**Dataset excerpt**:
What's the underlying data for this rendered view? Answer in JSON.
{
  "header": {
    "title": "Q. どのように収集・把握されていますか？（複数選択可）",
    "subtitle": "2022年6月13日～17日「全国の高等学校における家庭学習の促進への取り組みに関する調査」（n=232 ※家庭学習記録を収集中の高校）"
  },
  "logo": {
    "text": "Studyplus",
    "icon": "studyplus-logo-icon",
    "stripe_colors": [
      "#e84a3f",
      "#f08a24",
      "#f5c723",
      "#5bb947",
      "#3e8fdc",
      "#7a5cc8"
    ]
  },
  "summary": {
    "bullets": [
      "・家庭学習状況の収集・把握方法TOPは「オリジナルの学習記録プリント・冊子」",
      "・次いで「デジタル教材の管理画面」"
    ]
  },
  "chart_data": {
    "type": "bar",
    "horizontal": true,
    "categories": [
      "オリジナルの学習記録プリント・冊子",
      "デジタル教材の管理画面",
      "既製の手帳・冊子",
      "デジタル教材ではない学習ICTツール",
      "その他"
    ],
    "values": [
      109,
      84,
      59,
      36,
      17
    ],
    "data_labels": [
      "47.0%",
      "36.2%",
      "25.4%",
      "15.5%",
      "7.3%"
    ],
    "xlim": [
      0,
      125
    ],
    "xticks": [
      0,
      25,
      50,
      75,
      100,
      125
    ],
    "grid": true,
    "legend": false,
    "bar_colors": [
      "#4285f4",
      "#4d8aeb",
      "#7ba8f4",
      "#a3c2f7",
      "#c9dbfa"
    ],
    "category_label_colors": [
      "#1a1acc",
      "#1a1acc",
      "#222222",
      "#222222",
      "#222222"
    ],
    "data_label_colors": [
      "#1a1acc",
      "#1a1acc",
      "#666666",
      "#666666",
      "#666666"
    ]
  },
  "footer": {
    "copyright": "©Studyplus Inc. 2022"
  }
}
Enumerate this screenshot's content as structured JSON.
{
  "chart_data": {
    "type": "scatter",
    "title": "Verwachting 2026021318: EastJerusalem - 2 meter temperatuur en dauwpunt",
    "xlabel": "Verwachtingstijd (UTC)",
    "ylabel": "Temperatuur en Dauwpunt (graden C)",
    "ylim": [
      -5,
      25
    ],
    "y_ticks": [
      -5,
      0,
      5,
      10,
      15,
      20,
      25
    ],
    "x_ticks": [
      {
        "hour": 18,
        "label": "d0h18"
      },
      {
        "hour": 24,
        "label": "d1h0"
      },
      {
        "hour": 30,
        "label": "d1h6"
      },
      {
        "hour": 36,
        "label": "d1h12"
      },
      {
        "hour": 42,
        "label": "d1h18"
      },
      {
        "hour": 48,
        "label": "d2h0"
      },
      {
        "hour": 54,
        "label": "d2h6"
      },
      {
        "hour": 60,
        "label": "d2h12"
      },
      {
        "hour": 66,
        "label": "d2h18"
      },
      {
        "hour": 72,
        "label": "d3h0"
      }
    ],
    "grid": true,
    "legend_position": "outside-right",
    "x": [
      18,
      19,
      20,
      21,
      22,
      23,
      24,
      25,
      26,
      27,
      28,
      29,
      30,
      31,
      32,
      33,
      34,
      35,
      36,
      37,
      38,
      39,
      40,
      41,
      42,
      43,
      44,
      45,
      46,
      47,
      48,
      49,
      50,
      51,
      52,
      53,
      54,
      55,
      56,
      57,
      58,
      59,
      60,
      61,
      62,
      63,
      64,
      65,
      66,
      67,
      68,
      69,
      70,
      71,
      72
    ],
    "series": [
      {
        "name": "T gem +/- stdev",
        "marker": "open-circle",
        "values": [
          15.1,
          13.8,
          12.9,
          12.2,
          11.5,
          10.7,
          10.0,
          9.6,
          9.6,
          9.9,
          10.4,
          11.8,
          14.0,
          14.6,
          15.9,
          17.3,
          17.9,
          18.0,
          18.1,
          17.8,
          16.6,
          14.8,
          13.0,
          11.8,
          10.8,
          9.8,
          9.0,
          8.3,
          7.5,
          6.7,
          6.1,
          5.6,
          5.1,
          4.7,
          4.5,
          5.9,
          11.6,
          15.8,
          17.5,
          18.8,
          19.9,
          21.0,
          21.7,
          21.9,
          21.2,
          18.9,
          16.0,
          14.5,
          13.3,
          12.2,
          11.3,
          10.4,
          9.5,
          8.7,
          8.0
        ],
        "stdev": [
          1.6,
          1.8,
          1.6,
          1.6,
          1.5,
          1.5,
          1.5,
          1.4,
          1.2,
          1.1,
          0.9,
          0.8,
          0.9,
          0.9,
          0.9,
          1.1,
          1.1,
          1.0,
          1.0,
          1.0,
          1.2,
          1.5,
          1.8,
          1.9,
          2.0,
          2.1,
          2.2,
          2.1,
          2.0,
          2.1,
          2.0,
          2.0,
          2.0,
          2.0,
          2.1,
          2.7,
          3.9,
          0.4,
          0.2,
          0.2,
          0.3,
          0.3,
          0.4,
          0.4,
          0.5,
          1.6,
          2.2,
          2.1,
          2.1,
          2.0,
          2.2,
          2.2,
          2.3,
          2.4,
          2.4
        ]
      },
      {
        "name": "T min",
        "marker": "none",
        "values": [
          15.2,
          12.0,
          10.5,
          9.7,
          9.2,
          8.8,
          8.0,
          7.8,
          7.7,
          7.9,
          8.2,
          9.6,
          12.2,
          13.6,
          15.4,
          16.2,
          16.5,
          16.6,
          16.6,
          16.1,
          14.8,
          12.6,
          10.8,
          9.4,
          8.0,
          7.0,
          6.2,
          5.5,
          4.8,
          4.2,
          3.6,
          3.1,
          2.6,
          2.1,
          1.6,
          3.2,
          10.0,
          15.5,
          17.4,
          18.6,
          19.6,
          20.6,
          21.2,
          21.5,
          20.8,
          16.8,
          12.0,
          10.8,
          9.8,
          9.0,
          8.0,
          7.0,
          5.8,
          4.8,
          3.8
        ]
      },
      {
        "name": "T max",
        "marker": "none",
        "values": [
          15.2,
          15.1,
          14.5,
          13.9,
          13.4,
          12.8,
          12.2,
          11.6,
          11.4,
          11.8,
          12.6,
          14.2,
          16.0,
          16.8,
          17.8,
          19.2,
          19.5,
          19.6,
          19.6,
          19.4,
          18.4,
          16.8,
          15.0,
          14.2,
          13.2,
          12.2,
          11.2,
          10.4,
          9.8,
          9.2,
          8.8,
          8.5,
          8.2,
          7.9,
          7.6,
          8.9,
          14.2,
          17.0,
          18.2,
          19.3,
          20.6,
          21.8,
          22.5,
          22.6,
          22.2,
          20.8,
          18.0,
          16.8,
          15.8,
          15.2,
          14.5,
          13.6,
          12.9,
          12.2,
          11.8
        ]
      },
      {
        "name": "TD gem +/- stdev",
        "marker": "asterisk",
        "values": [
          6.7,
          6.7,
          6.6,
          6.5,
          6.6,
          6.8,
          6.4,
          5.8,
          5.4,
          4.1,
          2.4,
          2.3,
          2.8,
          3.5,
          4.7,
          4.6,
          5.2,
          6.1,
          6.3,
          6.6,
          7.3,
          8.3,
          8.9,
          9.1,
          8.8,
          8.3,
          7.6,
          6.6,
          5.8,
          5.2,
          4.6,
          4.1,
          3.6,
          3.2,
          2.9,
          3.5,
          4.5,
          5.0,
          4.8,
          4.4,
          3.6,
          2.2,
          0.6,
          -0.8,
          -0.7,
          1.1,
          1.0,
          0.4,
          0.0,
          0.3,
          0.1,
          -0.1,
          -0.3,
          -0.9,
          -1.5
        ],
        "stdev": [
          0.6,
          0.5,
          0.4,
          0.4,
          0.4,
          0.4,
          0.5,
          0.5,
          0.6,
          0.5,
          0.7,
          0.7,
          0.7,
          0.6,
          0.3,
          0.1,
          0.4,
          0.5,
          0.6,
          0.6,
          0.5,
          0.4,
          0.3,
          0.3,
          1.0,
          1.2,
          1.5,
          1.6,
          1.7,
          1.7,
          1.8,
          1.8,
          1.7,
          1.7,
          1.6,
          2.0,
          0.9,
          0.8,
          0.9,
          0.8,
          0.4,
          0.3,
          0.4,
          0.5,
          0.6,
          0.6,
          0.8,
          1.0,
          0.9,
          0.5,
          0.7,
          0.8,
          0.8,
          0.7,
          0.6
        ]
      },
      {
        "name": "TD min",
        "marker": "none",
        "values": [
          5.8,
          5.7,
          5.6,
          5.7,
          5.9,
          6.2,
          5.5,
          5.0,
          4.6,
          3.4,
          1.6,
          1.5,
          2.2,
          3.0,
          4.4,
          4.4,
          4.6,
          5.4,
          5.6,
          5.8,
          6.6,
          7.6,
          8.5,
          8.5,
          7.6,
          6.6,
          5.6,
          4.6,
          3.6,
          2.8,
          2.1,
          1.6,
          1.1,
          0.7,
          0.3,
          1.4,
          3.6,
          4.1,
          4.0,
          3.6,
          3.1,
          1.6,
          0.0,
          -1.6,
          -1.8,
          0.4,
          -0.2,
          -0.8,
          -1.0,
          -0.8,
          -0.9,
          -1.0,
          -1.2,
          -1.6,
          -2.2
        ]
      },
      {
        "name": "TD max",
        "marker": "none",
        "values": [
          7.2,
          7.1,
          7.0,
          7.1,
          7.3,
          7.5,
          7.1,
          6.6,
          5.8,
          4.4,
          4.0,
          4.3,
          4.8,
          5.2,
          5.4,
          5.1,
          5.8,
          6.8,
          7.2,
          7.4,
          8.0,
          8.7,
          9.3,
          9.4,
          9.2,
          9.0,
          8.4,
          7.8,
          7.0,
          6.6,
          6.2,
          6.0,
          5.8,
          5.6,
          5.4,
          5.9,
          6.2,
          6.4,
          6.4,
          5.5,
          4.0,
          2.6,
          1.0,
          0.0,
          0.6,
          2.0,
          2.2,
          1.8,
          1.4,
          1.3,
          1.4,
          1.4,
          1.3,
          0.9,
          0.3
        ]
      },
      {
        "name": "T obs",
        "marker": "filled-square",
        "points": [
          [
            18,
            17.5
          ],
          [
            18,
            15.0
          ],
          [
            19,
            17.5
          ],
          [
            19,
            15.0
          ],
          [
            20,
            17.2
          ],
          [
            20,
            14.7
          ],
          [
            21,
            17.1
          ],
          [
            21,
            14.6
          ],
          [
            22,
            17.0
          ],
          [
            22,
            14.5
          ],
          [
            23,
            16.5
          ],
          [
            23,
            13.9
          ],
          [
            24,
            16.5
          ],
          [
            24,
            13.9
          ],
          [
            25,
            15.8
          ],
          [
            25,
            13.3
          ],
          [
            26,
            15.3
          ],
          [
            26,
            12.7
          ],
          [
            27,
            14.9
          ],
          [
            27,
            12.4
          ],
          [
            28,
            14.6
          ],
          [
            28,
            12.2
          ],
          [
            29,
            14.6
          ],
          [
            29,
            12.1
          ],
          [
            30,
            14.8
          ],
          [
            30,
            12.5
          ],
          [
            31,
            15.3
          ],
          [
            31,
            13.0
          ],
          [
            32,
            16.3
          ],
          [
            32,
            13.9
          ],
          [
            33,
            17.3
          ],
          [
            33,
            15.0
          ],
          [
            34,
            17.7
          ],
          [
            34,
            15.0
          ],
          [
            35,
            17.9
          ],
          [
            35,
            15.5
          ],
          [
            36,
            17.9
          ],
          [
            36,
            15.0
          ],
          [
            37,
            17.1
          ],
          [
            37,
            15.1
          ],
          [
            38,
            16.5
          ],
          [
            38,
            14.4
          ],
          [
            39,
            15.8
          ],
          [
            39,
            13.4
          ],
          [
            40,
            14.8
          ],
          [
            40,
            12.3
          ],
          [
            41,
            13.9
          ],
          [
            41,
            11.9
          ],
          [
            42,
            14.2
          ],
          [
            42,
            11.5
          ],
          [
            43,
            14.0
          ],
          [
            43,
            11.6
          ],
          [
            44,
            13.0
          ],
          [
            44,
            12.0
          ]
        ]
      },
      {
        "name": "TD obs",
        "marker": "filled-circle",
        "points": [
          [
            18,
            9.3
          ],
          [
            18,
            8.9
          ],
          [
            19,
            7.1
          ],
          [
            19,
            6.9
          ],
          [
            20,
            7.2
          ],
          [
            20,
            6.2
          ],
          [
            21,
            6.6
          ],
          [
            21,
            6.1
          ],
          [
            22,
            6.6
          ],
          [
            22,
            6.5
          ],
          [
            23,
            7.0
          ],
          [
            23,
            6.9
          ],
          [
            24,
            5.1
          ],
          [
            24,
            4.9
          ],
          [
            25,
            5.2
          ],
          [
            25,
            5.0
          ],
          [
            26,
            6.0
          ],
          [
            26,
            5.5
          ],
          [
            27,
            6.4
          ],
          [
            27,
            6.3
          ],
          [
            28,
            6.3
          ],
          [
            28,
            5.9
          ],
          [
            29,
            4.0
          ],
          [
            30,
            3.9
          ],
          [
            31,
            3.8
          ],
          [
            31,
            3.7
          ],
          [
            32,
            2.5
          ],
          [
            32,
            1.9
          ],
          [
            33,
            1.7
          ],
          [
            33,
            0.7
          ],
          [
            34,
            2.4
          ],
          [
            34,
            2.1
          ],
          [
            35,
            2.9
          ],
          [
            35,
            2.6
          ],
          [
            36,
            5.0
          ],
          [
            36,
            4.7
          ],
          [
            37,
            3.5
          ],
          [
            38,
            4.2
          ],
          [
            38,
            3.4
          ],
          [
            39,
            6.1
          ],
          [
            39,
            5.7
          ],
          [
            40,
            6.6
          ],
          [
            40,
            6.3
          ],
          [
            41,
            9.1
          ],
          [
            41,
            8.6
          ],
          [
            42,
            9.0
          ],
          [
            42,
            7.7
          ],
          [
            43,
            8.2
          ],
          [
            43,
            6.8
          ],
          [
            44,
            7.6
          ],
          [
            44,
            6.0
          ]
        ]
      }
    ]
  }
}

**Problem**: Copy all lines from the entries that contain the word "filled".

**Worked solution**:
        "marker": "filled-square",
        "marker": "filled-circle",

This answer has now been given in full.